Do this: Repeat the listing in full. Nothing may be added or left out.

Data to process:
————————

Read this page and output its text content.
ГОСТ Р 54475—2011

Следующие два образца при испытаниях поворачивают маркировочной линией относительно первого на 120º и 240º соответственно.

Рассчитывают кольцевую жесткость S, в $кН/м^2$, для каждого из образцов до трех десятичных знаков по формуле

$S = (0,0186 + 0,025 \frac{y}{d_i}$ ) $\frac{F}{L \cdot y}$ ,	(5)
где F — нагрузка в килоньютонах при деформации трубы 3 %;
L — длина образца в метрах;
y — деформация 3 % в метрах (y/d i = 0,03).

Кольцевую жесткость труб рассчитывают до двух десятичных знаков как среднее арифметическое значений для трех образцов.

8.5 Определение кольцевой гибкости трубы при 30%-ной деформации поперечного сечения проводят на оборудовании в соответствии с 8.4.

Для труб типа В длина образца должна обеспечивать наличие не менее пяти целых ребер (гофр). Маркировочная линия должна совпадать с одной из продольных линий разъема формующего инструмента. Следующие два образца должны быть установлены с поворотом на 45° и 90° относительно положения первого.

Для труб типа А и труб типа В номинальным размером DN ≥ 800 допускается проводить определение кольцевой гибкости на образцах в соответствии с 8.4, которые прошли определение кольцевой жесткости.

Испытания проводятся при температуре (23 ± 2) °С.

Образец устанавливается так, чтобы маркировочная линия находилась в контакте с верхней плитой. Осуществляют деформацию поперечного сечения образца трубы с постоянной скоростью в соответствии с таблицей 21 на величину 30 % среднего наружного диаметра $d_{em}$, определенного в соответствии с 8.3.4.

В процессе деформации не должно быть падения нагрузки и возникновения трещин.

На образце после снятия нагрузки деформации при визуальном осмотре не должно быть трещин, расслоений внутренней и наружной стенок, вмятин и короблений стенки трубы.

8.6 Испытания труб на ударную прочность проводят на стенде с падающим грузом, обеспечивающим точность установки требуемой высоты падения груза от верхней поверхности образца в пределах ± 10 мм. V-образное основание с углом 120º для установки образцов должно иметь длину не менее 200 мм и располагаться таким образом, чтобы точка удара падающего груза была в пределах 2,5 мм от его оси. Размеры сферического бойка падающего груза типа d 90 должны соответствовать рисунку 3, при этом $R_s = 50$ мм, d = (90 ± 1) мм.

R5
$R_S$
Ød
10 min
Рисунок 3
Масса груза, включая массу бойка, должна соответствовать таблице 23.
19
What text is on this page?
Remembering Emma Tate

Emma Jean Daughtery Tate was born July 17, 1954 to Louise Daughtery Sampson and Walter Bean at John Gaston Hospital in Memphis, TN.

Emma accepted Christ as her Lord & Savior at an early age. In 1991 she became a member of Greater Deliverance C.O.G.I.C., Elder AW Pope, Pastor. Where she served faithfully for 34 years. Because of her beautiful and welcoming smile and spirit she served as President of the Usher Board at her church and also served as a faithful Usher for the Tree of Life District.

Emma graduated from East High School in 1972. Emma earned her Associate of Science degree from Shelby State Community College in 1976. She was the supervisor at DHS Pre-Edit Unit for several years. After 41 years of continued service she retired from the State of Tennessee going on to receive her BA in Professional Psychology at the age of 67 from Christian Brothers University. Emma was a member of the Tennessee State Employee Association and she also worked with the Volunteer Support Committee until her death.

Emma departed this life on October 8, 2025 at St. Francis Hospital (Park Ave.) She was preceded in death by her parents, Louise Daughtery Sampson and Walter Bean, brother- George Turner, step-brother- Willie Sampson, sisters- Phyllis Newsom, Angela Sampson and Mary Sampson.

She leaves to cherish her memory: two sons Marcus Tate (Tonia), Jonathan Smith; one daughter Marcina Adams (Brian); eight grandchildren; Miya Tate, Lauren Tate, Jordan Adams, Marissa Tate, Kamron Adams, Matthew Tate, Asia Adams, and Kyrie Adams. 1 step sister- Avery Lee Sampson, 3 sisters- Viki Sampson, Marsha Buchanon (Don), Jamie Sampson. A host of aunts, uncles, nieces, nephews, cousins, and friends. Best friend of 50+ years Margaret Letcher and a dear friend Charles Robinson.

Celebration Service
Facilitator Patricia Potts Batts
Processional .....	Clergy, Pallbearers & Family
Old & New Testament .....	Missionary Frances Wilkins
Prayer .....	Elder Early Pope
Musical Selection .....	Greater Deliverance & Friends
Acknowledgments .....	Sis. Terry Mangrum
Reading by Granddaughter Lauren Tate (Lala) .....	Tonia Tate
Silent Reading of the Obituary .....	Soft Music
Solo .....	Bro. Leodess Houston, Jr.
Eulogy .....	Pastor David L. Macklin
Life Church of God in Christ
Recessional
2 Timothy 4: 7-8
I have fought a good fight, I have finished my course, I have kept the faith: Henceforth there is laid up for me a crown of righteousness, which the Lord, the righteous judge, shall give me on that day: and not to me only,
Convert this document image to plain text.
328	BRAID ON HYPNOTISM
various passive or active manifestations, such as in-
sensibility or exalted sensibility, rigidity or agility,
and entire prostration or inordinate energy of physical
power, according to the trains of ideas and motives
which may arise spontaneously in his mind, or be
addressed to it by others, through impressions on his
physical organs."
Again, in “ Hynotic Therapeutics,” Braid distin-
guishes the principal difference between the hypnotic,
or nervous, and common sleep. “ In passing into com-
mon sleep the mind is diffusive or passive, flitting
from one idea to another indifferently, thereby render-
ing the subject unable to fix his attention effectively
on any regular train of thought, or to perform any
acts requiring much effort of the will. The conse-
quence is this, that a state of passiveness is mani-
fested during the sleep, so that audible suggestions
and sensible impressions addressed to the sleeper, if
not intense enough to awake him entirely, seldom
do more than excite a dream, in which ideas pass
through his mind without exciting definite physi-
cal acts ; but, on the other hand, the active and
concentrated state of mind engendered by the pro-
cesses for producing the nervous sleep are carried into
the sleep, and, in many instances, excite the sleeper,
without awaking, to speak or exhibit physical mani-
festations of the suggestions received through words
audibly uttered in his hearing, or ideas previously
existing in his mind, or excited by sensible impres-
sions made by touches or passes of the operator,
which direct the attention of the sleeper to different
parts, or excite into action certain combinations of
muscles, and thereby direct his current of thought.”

————————

Complete response:
Read this page and output its text content.
ГОСТ Р 54475—2011

Следующие два образца при испытаниях поворачивают маркировочной линией относительно первого на 120º и 240º соответственно.

Рассчитывают кольцевую жесткость S, в $кН/м^2$, для каждого из образцов до трех десятичных знаков по формуле

$S = (0,0186 + 0,025 \frac{y}{d_i}$ ) $\frac{F}{L \cdot y}$ ,	(5)
где F — нагрузка в килоньютонах при деформации трубы 3 %;
L — длина образца в метрах;
y — деформация 3 % в метрах (y/d i = 0,03).

Кольцевую жесткость труб рассчитывают до двух десятичных знаков как среднее арифметическое значений для трех образцов.

8.5 Определение кольцевой гибкости трубы при 30%-ной деформации поперечного сечения проводят на оборудовании в соответствии с 8.4.

Для труб типа В длина образца должна обеспечивать наличие не менее пяти целых ребер (гофр). Маркировочная линия должна совпадать с одной из продольных линий разъема формующего инструмента. Следующие два образца должны быть установлены с поворотом на 45° и 90° относительно положения первого.

Для труб типа А и труб типа В номинальным размером DN ≥ 800 допускается проводить определение кольцевой гибкости на образцах в соответствии с 8.4, которые прошли определение кольцевой жесткости.

Испытания проводятся при температуре (23 ± 2) °С.

Образец устанавливается так, чтобы маркировочная линия находилась в контакте с верхней плитой. Осуществляют деформацию поперечного сечения образца трубы с постоянной скоростью в соответствии с таблицей 21 на величину 30 % среднего наружного диаметра $d_{em}$, определенного в соответствии с 8.3.4.

В процессе деформации не должно быть падения нагрузки и возникновения трещин.

На образце после снятия нагрузки деформации при визуальном осмотре не должно быть трещин, расслоений внутренней и наружной стенок, вмятин и короблений стенки трубы.

8.6 Испытания труб на ударную прочность проводят на стенде с падающим грузом, обеспечивающим точность установки требуемой высоты падения груза от верхней поверхности образца в пределах ± 10 мм. V-образное основание с углом 120º для установки образцов должно иметь длину не менее 200 мм и располагаться таким образом, чтобы точка удара падающего груза была в пределах 2,5 мм от его оси. Размеры сферического бойка падающего груза типа d 90 должны соответствовать рисунку 3, при этом $R_s = 50$ мм, d = (90 ± 1) мм.

R5
$R_S$
Ød
10 min
Рисунок 3
Масса груза, включая массу бойка, должна соответствовать таблице 23.
19
What text is on this page?
Remembering Emma Tate

Emma Jean Daughtery Tate was born July 17, 1954 to Louise Daughtery Sampson and Walter Bean at John Gaston Hospital in Memphis, TN.

Emma accepted Christ as her Lord & Savior at an early age. In 1991 she became a member of Greater Deliverance C.O.G.I.C., Elder AW Pope, Pastor. Where she served faithfully for 34 years. Because of her beautiful and welcoming smile and spirit she served as President of the Usher Board at her church and also served as a faithful Usher for the Tree of Life District.

Emma graduated from East High School in 1972. Emma earned her Associate of Science degree from Shelby State Community College in 1976. She was the supervisor at DHS Pre-Edit Unit for several years. After 41 years of continued service she retired from the State of Tennessee going on to receive her BA in Professional Psychology at the age of 67 from Christian Brothers University. Emma was a member of the Tennessee State Employee Association and she also worked with the Volunteer Support Committee until her death.

Emma departed this life on October 8, 2025 at St. Francis Hospital (Park Ave.) She was preceded in death by her parents, Louise Daughtery Sampson and Walter Bean, brother- George Turner, step-brother- Willie Sampson, sisters- Phyllis Newsom, Angela Sampson and Mary Sampson.

She leaves to cherish her memory: two sons Marcus Tate (Tonia), Jonathan Smith; one daughter Marcina Adams (Brian); eight grandchildren; Miya Tate, Lauren Tate, Jordan Adams, Marissa Tate, Kamron Adams, Matthew Tate, Asia Adams, and Kyrie Adams. 1 step sister- Avery Lee Sampson, 3 sisters- Viki Sampson, Marsha Buchanon (Don), Jamie Sampson. A host of aunts, uncles, nieces, nephews, cousins, and friends. Best friend of 50+ years Margaret Letcher and a dear friend Charles Robinson.

Celebration Service
Facilitator Patricia Potts Batts
Processional .....	Clergy, Pallbearers & Family
Old & New Testament .....	Missionary Frances Wilkins
Prayer .....	Elder Early Pope
Musical Selection .....	Greater Deliverance & Friends
Acknowledgments .....	Sis. Terry Mangrum
Reading by Granddaughter Lauren Tate (Lala) .....	Tonia Tate
Silent Reading of the Obituary .....	Soft Music
Solo .....	Bro. Leodess Houston, Jr.
Eulogy .....	Pastor David L. Macklin
Life Church of God in Christ
Recessional
2 Timothy 4: 7-8
I have fought a good fight, I have finished my course, I have kept the faith: Henceforth there is laid up for me a crown of righteousness, which the Lord, the righteous judge, shall give me on that day: and not to me only,
Convert this document image to plain text.
328	BRAID ON HYPNOTISM
various passive or active manifestations, such as in-
sensibility or exalted sensibility, rigidity or agility,
and entire prostration or inordinate energy of physical
power, according to the trains of ideas and motives
which may arise spontaneously in his mind, or be
addressed to it by others, through impressions on his
physical organs."
Again, in “ Hynotic Therapeutics,” Braid distin-
guishes the principal difference between the hypnotic,
or nervous, and common sleep. “ In passing into com-
mon sleep the mind is diffusive or passive, flitting
from one idea to another indifferently, thereby render-
ing the subject unable to fix his attention effectively
on any regular train of thought, or to perform any
acts requiring much effort of the will. The conse-
quence is this, that a state of passiveness is mani-
fested during the sleep, so that audible suggestions
and sensible impressions addressed to the sleeper, if
not intense enough to awake him entirely, seldom
do more than excite a dream, in which ideas pass
through his mind without exciting definite physi-
cal acts ; but, on the other hand, the active and
concentrated state of mind engendered by the pro-
cesses for producing the nervous sleep are carried into
the sleep, and, in many instances, excite the sleeper,
without awaking, to speak or exhibit physical mani-
festations of the suggestions received through words
audibly uttered in his hearing, or ideas previously
existing in his mind, or excited by sensible impres-
sions made by touches or passes of the operator,
which direct the attention of the sleeper to different
parts, or excite into action certain combinations of
muscles, and thereby direct his current of thought.”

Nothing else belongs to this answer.